(Stored data)
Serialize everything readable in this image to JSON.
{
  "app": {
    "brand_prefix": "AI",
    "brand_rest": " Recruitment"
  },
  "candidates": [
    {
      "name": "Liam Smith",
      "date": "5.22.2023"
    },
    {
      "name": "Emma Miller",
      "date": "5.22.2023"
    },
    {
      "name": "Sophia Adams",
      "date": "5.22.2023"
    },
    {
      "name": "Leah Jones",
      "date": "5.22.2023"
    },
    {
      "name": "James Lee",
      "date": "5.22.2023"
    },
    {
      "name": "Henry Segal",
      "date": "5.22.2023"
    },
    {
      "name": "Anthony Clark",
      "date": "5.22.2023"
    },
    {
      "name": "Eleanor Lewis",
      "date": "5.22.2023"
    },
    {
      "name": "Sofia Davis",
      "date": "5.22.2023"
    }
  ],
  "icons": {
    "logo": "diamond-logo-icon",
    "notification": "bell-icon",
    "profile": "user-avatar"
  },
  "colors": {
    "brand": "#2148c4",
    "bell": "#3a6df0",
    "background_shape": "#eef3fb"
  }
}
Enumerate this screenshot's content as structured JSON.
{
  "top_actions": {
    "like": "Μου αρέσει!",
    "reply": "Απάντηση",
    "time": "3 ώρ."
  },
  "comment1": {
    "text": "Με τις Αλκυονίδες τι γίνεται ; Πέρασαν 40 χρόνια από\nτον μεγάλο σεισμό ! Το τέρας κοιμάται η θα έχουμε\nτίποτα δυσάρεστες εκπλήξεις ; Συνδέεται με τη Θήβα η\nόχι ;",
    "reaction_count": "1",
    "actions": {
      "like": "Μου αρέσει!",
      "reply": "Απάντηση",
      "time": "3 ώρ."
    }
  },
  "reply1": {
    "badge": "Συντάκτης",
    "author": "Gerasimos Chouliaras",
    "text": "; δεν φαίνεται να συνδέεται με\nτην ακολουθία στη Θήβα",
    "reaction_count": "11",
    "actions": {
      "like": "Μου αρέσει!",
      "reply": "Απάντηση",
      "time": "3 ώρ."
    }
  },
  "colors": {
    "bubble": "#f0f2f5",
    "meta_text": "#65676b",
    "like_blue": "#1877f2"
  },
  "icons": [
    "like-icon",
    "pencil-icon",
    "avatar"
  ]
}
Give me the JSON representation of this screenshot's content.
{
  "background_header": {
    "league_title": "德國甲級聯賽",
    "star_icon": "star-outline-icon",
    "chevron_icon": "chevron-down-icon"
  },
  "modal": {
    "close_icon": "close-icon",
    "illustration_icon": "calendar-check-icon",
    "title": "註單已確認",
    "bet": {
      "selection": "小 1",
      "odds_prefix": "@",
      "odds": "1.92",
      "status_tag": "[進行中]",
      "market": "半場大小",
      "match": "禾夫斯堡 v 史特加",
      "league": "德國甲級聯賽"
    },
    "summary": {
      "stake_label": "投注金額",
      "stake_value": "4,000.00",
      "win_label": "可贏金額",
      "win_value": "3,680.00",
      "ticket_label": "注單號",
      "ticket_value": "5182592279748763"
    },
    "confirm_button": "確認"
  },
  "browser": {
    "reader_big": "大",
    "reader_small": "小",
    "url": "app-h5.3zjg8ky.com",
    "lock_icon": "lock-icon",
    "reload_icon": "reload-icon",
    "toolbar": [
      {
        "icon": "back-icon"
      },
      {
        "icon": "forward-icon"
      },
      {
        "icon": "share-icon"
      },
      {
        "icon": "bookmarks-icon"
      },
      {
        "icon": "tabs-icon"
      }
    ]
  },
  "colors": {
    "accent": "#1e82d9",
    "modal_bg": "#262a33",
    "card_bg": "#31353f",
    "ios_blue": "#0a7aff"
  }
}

_What this task involves_
Copy out every entry again, exactly as it was given.

_The result_
Serialize everything readable in this image to JSON.
{
  "app": {
    "brand_prefix": "AI",
    "brand_rest": " Recruitment"
  },
  "candidates": [
    {
      "name": "Liam Smith",
      "date": "5.22.2023"
    },
    {
      "name": "Emma Miller",
      "date": "5.22.2023"
    },
    {
      "name": "Sophia Adams",
      "date": "5.22.2023"
    },
    {
      "name": "Leah Jones",
      "date": "5.22.2023"
    },
    {
      "name": "James Lee",
      "date": "5.22.2023"
    },
    {
      "name": "Henry Segal",
      "date": "5.22.2023"
    },
    {
      "name": "Anthony Clark",
      "date": "5.22.2023"
    },
    {
      "name": "Eleanor Lewis",
      "date": "5.22.2023"
    },
    {
      "name": "Sofia Davis",
      "date": "5.22.2023"
    }
  ],
  "icons": {
    "logo": "diamond-logo-icon",
    "notification": "bell-icon",
    "profile": "user-avatar"
  },
  "colors": {
    "brand": "#2148c4",
    "bell": "#3a6df0",
    "background_shape": "#eef3fb"
  }
}
Enumerate this screenshot's content as structured JSON.
{
  "top_actions": {
    "like": "Μου αρέσει!",
    "reply": "Απάντηση",
    "time": "3 ώρ."
  },
  "comment1": {
    "text": "Με τις Αλκυονίδες τι γίνεται ; Πέρασαν 40 χρόνια από\nτον μεγάλο σεισμό ! Το τέρας κοιμάται η θα έχουμε\nτίποτα δυσάρεστες εκπλήξεις ; Συνδέεται με τη Θήβα η\nόχι ;",
    "reaction_count": "1",
    "actions": {
      "like": "Μου αρέσει!",
      "reply": "Απάντηση",
      "time": "3 ώρ."
    }
  },
  "reply1": {
    "badge": "Συντάκτης",
    "author": "Gerasimos Chouliaras",
    "text": "; δεν φαίνεται να συνδέεται με\nτην ακολουθία στη Θήβα",
    "reaction_count": "11",
    "actions": {
      "like": "Μου αρέσει!",
      "reply": "Απάντηση",
      "time": "3 ώρ."
    }
  },
  "colors": {
    "bubble": "#f0f2f5",
    "meta_text": "#65676b",
    "like_blue": "#1877f2"
  },
  "icons": [
    "like-icon",
    "pencil-icon",
    "avatar"
  ]
}
Give me the JSON representation of this screenshot's content.
{
  "background_header": {
    "league_title": "德國甲級聯賽",
    "star_icon": "star-outline-icon",
    "chevron_icon": "chevron-down-icon"
  },
  "modal": {
    "close_icon": "close-icon",
    "illustration_icon": "calendar-check-icon",
    "title": "註單已確認",
    "bet": {
      "selection": "小 1",
      "odds_prefix": "@",
      "odds": "1.92",
      "status_tag": "[進行中]",
      "market": "半場大小",
      "match": "禾夫斯堡 v 史特加",
      "league": "德國甲級聯賽"
    },
    "summary": {
      "stake_label": "投注金額",
      "stake_value": "4,000.00",
      "win_label": "可贏金額",
      "win_value": "3,680.00",
      "ticket_label": "注單號",
      "ticket_value": "5182592279748763"
    },
    "confirm_button": "確認"
  },
  "browser": {
    "reader_big": "大",
    "reader_small": "小",
    "url": "app-h5.3zjg8ky.com",
    "lock_icon": "lock-icon",
    "reload_icon": "reload-icon",
    "toolbar": [
      {
        "icon": "back-icon"
      },
      {
        "icon": "forward-icon"
      },
      {
        "icon": "share-icon"
      },
      {
        "icon": "bookmarks-icon"
      },
      {
        "icon": "tabs-icon"
      }
    ]
  },
  "colors": {
    "accent": "#1e82d9",
    "modal_bg": "#262a33",
    "card_bg": "#31353f",
    "ios_blue": "#0a7aff"
  }
}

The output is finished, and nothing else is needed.